DATA SHOWN:
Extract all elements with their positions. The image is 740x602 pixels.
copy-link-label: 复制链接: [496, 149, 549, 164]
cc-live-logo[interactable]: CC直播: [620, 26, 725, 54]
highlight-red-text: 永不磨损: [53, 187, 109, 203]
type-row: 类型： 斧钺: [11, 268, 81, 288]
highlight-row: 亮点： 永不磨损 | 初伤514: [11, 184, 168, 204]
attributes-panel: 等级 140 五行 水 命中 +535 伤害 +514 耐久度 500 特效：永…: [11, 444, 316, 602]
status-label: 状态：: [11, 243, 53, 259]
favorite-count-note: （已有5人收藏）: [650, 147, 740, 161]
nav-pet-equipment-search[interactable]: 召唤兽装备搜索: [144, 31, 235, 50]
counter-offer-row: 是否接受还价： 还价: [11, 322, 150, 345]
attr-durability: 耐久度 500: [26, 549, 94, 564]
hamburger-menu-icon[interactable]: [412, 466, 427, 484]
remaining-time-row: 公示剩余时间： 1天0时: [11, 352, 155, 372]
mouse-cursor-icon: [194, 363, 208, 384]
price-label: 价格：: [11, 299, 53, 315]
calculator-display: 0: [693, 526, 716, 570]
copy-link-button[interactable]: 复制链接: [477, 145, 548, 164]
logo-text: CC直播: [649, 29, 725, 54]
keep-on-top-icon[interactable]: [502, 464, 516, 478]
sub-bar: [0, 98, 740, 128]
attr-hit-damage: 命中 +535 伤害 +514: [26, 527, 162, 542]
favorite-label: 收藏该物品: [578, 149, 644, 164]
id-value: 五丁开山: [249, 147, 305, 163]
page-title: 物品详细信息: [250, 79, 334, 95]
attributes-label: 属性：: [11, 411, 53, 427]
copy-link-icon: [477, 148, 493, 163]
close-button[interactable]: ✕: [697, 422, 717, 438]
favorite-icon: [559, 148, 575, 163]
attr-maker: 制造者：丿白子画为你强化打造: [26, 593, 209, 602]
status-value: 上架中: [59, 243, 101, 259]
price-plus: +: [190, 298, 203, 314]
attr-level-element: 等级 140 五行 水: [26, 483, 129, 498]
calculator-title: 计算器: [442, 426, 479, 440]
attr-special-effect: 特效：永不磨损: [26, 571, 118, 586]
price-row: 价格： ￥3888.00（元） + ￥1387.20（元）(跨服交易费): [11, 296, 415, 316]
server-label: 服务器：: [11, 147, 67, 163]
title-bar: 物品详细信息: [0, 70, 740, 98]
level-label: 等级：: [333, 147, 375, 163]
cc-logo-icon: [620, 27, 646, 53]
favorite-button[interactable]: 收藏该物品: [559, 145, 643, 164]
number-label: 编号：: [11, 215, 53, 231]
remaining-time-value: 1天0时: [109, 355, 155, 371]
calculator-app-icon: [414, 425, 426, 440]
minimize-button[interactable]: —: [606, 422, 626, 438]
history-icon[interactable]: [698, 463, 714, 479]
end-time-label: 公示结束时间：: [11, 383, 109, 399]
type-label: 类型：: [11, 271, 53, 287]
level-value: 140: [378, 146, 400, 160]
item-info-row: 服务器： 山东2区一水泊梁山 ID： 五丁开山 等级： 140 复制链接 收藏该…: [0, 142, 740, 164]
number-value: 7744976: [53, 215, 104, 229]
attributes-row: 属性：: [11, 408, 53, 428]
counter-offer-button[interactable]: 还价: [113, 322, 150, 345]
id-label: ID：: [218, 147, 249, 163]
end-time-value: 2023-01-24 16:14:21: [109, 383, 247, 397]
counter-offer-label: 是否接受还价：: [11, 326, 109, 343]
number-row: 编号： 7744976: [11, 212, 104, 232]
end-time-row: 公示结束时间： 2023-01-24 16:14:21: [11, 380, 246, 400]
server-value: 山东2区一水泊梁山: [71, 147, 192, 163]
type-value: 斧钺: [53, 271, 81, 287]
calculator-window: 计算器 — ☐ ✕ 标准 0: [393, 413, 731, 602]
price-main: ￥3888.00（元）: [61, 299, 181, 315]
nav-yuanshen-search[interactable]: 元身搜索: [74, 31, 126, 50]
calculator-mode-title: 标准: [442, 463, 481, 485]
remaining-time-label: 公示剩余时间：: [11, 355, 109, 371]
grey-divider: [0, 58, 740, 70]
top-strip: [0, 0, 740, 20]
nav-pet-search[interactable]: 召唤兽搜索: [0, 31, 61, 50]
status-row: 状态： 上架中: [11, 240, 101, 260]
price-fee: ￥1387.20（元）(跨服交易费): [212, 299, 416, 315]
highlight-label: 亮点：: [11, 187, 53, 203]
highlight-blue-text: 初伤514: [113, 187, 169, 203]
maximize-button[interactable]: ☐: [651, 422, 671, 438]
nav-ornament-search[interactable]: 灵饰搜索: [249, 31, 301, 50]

WRITTEN TASK: Reproduce the entries from the beginning through the line containing "logo-text: CC直播: [649, 29, 725, 54]", replacing "interactable" with "clickable" wherever it occurs and leaving everything else unchanged. Give only those lines.

COMPLETED TASK:
Extract all elements with their positions. The image is 740x602 pixels.
copy-link-label: 复制链接: [496, 149, 549, 164]
cc-live-logo[clickable]: CC直播: [620, 26, 725, 54]
highlight-red-text: 永不磨损: [53, 187, 109, 203]
type-row: 类型： 斧钺: [11, 268, 81, 288]
highlight-row: 亮点： 永不磨损 | 初伤514: [11, 184, 168, 204]
attributes-panel: 等级 140 五行 水 命中 +535 伤害 +514 耐久度 500 特效：永…: [11, 444, 316, 602]
status-label: 状态：: [11, 243, 53, 259]
favorite-count-note: （已有5人收藏）: [650, 147, 740, 161]
nav-pet-equipment-search[clickable]: 召唤兽装备搜索: [144, 31, 235, 50]
counter-offer-row: 是否接受还价： 还价: [11, 322, 150, 345]
attr-durability: 耐久度 500: [26, 549, 94, 564]
hamburger-menu-icon[clickable]: [412, 466, 427, 484]
remaining-time-row: 公示剩余时间： 1天0时: [11, 352, 155, 372]
mouse-cursor-icon: [194, 363, 208, 384]
price-label: 价格：: [11, 299, 53, 315]
calculator-display: 0: [693, 526, 716, 570]
copy-link-button[clickable]: 复制链接: [477, 145, 548, 164]
logo-text: CC直播: [649, 29, 725, 54]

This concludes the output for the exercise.